_Set task:_ Extract each line of the records below that contains the word "JSON".

(Dataset rows)
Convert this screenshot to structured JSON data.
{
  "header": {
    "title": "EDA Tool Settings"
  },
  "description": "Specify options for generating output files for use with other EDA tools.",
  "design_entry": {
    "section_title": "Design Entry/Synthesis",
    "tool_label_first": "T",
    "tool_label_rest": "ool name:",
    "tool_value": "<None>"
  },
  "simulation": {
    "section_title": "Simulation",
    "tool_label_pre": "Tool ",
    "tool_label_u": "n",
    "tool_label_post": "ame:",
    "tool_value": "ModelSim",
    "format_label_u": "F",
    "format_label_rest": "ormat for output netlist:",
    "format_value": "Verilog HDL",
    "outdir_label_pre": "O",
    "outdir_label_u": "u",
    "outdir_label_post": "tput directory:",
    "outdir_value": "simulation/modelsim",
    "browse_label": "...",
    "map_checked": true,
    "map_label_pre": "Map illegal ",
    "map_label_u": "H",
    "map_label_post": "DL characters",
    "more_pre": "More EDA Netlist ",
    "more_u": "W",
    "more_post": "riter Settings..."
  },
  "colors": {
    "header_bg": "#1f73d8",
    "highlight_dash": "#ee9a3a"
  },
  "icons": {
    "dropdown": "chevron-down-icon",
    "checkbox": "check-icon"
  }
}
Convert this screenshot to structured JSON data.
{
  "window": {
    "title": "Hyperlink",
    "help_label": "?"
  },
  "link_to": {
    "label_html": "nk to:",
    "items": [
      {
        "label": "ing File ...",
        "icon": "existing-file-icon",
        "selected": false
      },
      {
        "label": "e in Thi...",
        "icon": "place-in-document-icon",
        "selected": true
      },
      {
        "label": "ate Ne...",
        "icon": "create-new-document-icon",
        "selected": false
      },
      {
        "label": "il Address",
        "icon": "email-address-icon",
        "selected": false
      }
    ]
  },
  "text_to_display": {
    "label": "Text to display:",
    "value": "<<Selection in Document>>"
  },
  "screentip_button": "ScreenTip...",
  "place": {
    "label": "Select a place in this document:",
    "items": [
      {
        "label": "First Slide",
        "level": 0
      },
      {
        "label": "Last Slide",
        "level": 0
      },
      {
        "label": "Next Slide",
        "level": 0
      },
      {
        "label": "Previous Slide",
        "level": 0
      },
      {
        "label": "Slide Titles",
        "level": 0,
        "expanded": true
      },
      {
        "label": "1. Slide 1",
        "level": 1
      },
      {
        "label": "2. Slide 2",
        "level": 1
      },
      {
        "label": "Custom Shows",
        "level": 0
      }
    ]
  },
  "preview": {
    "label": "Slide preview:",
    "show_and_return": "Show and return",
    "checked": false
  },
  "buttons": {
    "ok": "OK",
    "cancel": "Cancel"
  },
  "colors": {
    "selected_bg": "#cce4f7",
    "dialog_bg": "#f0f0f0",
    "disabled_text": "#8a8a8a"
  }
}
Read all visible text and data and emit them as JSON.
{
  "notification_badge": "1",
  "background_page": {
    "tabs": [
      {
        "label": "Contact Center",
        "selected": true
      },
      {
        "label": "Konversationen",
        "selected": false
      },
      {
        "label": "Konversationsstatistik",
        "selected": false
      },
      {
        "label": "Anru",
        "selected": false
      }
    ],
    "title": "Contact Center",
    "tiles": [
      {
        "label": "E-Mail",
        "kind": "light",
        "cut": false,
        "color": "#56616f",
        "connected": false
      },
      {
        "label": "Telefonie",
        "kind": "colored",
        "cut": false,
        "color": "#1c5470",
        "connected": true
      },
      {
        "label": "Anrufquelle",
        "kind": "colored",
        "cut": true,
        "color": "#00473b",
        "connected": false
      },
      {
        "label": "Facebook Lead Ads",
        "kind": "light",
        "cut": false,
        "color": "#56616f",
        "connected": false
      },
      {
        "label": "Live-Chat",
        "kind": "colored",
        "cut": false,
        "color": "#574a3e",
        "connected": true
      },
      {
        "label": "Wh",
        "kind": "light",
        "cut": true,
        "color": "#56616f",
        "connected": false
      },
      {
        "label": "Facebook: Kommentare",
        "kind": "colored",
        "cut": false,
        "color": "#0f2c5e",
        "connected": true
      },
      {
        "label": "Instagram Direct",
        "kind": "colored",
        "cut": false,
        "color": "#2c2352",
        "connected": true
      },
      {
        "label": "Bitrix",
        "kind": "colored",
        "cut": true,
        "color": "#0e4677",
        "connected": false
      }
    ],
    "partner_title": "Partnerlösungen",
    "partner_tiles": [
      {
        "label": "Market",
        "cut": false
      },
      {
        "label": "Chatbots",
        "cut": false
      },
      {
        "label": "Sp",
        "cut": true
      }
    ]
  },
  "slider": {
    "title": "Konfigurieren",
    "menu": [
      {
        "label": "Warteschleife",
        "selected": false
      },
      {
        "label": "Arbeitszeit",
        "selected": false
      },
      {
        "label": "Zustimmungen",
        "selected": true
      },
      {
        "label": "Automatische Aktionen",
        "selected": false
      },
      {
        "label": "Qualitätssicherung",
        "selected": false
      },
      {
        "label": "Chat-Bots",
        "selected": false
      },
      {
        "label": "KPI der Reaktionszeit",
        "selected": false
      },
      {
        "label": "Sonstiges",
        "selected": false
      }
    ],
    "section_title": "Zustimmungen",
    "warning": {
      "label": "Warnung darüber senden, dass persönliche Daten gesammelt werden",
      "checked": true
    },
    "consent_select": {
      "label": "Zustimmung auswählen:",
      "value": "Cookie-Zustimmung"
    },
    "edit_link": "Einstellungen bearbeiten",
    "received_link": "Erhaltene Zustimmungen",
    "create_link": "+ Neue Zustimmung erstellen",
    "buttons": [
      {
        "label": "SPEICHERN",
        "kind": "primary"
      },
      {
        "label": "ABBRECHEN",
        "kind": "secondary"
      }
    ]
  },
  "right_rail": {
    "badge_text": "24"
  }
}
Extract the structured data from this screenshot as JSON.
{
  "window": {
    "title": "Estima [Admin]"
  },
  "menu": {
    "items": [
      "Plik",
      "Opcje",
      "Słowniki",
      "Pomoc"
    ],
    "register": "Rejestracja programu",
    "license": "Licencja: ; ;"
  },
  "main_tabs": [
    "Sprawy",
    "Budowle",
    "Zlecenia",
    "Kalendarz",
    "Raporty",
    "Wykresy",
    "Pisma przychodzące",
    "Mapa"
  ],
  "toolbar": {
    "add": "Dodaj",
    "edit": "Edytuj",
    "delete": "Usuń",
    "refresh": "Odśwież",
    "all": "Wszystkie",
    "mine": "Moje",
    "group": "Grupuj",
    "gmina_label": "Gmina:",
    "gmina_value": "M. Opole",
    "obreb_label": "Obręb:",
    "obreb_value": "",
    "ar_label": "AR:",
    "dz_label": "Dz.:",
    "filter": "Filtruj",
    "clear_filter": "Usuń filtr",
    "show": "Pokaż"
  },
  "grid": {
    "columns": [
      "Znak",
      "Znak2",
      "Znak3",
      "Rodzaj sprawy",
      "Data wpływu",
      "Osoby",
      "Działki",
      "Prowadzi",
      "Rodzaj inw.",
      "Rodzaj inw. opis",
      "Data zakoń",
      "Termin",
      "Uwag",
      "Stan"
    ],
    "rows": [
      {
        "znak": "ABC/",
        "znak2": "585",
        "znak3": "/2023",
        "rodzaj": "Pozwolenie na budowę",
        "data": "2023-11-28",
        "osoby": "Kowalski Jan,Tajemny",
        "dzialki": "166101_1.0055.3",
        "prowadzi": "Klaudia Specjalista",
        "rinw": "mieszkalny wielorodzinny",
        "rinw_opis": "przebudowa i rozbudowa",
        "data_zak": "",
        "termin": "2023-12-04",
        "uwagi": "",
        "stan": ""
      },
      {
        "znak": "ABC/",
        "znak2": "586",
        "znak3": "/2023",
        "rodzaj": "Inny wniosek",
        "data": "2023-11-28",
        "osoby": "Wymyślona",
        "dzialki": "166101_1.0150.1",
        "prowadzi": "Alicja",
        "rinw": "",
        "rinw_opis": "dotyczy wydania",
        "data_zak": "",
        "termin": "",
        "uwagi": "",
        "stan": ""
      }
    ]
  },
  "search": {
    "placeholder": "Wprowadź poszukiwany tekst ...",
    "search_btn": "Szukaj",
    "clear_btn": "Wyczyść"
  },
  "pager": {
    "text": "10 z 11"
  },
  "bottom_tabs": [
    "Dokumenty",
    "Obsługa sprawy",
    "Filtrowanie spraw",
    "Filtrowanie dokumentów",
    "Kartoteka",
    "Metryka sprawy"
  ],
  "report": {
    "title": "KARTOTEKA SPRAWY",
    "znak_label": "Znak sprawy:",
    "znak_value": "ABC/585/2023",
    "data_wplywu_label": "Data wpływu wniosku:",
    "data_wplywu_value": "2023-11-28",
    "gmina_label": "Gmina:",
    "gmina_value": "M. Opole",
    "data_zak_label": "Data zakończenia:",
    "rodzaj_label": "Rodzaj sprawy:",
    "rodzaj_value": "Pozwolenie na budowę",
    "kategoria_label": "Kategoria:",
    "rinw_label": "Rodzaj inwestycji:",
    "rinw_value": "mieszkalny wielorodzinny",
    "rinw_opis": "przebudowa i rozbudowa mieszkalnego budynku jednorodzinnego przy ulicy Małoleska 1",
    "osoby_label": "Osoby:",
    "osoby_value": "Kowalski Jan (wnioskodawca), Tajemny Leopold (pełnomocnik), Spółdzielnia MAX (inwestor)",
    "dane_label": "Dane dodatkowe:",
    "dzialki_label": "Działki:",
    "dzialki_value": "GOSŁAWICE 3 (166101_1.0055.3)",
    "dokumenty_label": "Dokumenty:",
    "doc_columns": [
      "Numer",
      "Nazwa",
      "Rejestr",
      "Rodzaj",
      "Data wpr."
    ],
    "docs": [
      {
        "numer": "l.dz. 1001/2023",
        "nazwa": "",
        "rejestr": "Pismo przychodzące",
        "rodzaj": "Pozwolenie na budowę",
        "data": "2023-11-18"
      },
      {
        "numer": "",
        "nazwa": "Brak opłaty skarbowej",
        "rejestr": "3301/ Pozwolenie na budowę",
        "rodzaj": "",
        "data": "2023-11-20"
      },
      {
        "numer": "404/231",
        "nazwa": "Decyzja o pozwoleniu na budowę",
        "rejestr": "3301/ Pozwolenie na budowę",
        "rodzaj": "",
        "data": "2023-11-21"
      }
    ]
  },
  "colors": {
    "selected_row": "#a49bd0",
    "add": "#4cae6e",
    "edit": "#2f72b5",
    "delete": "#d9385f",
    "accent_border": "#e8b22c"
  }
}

_Problem solution:_
Convert this screenshot to structured JSON data.
Convert this screenshot to structured JSON data.
Read all visible text and data and emit them as JSON.
Extract the structured data from this screenshot as JSON.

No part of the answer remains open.